# OBJECTIVE
Reproduce each line of the listing exactly.

# EXERCISE DATA
****************************************
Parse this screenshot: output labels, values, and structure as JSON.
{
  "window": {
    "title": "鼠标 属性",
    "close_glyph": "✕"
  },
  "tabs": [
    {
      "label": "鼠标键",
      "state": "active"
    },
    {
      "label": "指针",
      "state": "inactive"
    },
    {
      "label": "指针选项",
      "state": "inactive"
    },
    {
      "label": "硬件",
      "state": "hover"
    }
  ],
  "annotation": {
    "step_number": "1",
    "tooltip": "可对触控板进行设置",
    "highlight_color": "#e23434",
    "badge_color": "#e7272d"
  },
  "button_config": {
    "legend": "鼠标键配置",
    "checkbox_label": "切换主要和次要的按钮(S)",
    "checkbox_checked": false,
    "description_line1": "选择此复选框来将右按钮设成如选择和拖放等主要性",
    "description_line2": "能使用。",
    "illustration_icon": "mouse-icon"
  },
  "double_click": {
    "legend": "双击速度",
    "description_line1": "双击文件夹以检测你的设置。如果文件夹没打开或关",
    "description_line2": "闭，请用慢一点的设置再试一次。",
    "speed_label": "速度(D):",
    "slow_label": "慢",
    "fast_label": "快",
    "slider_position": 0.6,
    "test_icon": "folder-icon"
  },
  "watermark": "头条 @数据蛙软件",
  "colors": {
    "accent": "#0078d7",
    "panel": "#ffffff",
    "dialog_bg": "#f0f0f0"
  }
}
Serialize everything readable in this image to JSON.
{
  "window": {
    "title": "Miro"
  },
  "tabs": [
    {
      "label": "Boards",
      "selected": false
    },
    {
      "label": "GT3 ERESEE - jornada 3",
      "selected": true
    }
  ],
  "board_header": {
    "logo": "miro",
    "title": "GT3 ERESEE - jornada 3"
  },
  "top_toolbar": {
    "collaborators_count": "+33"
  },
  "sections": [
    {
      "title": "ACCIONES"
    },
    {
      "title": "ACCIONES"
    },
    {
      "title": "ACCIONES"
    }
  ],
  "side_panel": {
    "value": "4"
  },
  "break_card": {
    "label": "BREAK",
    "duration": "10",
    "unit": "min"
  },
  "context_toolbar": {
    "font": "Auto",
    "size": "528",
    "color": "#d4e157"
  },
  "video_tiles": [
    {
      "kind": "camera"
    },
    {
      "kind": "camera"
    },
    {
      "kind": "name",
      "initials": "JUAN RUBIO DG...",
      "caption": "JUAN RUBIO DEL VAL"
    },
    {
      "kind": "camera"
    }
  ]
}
****************************************
# RESULT OF THE EXERCISE
Parse this screenshot: output labels, values, and structure as JSON.
{
  "window": {
    "title": "鼠标 属性",
    "close_glyph": "✕"
  },
  "tabs": [
    {
      "label": "鼠标键",
      "state": "active"
    },
    {
      "label": "指针",
      "state": "inactive"
    },
    {
      "label": "指针选项",
      "state": "inactive"
    },
    {
      "label": "硬件",
      "state": "hover"
    }
  ],
  "annotation": {
    "step_number": "1",
    "tooltip": "可对触控板进行设置",
    "highlight_color": "#e23434",
    "badge_color": "#e7272d"
  },
  "button_config": {
    "legend": "鼠标键配置",
    "checkbox_label": "切换主要和次要的按钮(S)",
    "checkbox_checked": false,
    "description_line1": "选择此复选框来将右按钮设成如选择和拖放等主要性",
    "description_line2": "能使用。",
    "illustration_icon": "mouse-icon"
  },
  "double_click": {
    "legend": "双击速度",
    "description_line1": "双击文件夹以检测你的设置。如果文件夹没打开或关",
    "description_line2": "闭，请用慢一点的设置再试一次。",
    "speed_label": "速度(D):",
    "slow_label": "慢",
    "fast_label": "快",
    "slider_position": 0.6,
    "test_icon": "folder-icon"
  },
  "watermark": "头条 @数据蛙软件",
  "colors": {
    "accent": "#0078d7",
    "panel": "#ffffff",
    "dialog_bg": "#f0f0f0"
  }
}
Serialize everything readable in this image to JSON.
{
  "window": {
    "title": "Miro"
  },
  "tabs": [
    {
      "label": "Boards",
      "selected": false
    },
    {
      "label": "GT3 ERESEE - jornada 3",
      "selected": true
    }
  ],
  "board_header": {
    "logo": "miro",
    "title": "GT3 ERESEE - jornada 3"
  },
  "top_toolbar": {
    "collaborators_count": "+33"
  },
  "sections": [
    {
      "title": "ACCIONES"
    },
    {
      "title": "ACCIONES"
    },
    {
      "title": "ACCIONES"
    }
  ],
  "side_panel": {
    "value": "4"
  },
  "break_card": {
    "label": "BREAK",
    "duration": "10",
    "unit": "min"
  },
  "context_toolbar": {
    "font": "Auto",
    "size": "528",
    "color": "#d4e157"
  },
  "video_tiles": [
    {
      "kind": "camera"
    },
    {
      "kind": "camera"
    },
    {
      "kind": "name",
      "initials": "JUAN RUBIO DG...",
      "caption": "JUAN RUBIO DEL VAL"
    },
    {
      "kind": "camera"
    }
  ]
}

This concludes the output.